▶ **Prompt**
Every line holding the string "ranked" should be gathered.

▶ **Records**
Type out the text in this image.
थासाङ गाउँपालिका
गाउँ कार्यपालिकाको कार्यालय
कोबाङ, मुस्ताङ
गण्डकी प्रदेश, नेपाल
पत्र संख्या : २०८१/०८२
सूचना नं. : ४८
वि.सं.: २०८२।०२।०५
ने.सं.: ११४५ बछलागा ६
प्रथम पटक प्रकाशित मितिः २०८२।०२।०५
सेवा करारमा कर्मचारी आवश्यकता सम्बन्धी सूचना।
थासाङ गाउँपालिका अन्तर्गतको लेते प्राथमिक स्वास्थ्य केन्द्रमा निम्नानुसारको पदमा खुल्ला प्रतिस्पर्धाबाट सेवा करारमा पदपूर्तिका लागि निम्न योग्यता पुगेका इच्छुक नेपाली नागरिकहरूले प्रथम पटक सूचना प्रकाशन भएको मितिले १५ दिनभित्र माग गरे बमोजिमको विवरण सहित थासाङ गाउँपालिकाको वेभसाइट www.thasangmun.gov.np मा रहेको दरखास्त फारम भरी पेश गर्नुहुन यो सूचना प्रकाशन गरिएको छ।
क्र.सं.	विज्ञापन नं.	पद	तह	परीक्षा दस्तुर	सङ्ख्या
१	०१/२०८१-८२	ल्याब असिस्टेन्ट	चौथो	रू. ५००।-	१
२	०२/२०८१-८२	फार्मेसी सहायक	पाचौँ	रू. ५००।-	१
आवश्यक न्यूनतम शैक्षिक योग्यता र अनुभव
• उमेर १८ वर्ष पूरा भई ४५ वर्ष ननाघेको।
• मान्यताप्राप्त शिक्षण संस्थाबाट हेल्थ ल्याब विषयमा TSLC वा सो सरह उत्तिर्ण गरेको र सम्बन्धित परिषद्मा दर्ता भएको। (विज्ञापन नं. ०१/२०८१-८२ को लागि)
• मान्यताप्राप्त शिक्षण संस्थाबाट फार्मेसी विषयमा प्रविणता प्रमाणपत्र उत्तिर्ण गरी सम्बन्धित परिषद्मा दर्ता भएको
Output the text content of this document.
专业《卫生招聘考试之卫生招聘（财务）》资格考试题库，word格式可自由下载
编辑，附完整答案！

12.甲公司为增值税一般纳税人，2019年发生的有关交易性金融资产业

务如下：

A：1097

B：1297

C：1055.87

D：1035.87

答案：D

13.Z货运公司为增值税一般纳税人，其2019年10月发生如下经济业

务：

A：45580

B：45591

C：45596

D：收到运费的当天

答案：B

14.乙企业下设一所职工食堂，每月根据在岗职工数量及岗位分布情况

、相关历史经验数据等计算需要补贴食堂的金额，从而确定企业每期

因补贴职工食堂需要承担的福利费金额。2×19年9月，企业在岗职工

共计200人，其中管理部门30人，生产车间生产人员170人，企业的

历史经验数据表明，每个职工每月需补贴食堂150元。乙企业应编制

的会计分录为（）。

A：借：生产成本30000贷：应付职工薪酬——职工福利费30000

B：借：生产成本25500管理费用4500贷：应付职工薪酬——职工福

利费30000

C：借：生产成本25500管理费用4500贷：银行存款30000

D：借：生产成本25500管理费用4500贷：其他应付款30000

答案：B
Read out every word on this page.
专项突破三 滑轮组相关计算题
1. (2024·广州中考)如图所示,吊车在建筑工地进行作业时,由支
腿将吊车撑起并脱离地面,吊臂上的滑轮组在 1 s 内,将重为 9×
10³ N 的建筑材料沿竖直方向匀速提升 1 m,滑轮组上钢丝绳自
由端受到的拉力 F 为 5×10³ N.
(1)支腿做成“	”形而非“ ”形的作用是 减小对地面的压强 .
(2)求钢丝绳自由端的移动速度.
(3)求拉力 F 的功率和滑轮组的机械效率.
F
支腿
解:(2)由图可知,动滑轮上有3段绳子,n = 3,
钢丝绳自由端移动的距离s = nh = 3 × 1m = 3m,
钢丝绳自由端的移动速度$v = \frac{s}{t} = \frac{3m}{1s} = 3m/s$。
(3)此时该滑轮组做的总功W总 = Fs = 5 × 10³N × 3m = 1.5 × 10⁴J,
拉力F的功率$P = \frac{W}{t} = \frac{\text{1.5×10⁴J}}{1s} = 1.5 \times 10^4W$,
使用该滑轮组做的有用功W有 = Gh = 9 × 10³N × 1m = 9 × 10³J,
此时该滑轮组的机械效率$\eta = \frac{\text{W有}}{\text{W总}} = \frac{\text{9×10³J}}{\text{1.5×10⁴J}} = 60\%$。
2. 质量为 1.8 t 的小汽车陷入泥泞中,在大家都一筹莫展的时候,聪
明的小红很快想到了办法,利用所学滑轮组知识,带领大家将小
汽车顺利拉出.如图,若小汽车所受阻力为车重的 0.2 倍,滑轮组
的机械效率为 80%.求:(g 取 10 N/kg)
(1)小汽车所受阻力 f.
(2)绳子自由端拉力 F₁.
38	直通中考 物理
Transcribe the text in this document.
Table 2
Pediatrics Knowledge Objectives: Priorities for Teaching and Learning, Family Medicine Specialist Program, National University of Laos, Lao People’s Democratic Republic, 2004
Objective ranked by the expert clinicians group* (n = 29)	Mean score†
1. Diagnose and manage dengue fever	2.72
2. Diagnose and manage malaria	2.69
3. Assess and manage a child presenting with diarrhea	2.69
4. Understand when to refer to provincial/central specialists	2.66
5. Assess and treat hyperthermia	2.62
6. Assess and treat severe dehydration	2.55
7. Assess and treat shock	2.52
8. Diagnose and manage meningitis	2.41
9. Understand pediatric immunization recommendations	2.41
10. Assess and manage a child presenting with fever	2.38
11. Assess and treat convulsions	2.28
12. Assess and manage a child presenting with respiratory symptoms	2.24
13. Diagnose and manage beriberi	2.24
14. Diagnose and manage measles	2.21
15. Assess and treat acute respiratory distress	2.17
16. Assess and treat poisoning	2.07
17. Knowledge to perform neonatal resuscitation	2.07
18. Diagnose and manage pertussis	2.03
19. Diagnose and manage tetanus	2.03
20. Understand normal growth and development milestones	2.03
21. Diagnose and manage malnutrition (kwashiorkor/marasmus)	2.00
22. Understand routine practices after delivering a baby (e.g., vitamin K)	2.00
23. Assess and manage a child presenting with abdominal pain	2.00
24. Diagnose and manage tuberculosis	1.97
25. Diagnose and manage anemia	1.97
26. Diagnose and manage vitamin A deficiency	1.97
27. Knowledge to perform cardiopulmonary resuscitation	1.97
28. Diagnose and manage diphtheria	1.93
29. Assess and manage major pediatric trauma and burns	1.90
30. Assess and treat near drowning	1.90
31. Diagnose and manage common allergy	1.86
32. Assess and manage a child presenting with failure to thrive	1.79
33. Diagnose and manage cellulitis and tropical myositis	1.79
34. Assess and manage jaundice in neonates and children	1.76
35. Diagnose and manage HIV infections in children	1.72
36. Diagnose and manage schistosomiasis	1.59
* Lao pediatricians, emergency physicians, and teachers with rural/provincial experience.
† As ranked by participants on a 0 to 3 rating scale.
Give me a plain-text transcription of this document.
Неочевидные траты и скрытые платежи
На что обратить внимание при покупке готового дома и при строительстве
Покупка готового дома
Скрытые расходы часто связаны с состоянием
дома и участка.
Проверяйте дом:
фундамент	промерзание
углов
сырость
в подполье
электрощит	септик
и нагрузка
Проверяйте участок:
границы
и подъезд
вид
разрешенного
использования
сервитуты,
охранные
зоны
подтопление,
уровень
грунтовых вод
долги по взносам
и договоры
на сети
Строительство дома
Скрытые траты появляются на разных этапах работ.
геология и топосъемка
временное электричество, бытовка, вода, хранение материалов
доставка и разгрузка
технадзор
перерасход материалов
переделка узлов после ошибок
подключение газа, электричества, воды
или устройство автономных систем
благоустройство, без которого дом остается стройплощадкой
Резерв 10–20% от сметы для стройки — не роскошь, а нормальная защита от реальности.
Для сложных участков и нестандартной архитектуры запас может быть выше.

▶ **Answer for the task**
Objective ranked by the expert clinicians group* (n = 29)	Mean score†
† As ranked by participants on a 0 to 3 rating scale.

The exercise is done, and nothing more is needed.